#### Work required
Below are records. Count every line containing the word "audiosustava" and give the number alone.

#### Listing
□ □ □

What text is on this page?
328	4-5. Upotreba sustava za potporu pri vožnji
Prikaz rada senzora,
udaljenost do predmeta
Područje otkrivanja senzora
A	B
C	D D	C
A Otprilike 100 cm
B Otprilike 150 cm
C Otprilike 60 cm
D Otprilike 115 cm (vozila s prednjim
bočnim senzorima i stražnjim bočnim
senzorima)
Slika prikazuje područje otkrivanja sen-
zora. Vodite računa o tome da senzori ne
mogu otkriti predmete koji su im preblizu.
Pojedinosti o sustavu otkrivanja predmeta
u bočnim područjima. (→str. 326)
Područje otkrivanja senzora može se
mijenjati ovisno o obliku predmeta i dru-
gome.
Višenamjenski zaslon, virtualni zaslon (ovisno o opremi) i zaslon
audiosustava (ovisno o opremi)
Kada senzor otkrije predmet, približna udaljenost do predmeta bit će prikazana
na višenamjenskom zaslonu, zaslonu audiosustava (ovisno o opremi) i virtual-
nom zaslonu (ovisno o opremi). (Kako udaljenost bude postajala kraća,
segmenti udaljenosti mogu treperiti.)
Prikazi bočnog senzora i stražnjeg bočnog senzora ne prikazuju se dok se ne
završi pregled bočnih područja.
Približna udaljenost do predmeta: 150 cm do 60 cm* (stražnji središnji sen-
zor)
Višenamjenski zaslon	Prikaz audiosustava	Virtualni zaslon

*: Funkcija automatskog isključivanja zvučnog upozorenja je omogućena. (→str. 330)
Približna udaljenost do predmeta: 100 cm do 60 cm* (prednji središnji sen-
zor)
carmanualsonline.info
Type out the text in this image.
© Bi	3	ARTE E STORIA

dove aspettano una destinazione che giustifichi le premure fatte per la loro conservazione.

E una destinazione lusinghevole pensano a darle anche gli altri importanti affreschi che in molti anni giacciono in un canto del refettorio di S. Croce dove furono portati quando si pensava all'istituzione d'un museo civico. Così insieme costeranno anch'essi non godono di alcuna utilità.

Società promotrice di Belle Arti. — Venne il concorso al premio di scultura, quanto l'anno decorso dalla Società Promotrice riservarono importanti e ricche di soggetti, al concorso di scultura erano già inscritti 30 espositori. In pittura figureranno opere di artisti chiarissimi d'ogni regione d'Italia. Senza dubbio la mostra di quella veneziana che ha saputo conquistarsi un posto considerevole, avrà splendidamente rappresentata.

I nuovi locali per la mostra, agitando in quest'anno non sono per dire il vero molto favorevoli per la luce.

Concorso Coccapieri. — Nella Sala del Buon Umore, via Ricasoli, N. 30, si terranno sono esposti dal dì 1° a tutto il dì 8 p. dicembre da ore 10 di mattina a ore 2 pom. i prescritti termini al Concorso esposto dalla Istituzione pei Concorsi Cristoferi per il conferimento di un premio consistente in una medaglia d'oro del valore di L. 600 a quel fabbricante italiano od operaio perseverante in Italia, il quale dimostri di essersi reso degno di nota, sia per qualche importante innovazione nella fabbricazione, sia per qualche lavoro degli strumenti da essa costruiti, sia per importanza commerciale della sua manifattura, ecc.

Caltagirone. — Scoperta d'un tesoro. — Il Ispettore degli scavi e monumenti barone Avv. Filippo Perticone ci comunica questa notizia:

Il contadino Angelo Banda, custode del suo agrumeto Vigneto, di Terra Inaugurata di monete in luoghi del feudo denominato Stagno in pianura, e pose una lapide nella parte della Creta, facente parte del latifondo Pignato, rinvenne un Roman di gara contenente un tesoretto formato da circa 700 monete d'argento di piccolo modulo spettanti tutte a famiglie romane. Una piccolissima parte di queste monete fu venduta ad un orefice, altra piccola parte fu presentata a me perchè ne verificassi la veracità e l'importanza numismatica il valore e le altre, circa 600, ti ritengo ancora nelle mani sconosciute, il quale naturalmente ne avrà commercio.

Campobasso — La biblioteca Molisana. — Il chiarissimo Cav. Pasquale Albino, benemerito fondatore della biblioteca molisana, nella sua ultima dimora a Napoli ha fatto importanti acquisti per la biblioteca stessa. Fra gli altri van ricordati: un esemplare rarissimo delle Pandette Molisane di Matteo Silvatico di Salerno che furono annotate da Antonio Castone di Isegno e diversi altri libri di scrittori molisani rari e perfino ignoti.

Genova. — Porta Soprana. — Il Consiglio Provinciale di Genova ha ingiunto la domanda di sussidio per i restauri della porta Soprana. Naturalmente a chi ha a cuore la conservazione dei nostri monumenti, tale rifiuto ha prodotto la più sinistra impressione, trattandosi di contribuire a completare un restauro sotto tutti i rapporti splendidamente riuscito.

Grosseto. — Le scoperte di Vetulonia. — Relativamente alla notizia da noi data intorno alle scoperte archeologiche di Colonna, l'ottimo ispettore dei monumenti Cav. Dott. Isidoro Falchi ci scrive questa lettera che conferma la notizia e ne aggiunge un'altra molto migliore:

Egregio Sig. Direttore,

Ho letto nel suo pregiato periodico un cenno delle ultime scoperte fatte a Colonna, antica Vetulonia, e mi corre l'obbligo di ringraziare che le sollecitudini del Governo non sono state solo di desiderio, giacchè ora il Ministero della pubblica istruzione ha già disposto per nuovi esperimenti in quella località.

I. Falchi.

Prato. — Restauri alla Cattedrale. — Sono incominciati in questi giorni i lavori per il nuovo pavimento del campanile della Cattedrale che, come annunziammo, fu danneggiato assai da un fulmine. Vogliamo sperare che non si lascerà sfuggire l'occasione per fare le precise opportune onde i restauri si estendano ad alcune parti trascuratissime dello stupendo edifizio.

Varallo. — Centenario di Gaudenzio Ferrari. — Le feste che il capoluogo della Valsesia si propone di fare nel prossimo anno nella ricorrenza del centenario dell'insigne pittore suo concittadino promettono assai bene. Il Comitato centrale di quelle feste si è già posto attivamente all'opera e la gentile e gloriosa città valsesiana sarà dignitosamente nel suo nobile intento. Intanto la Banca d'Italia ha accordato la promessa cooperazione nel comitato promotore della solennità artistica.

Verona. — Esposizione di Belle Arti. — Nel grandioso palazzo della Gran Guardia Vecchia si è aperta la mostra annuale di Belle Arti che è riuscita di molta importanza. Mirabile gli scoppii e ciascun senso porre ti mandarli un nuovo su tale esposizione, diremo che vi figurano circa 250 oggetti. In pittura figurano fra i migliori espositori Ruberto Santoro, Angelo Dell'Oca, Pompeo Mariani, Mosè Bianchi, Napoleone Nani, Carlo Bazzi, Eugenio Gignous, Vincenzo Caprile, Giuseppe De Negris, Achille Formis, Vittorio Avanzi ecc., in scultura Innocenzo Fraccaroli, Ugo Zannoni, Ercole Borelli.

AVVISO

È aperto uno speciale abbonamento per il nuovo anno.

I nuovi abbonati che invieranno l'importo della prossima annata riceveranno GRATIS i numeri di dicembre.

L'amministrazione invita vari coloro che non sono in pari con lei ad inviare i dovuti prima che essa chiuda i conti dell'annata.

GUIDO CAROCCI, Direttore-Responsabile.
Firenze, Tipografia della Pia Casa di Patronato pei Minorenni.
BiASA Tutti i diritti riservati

□ □ □

#### Completed exercise
3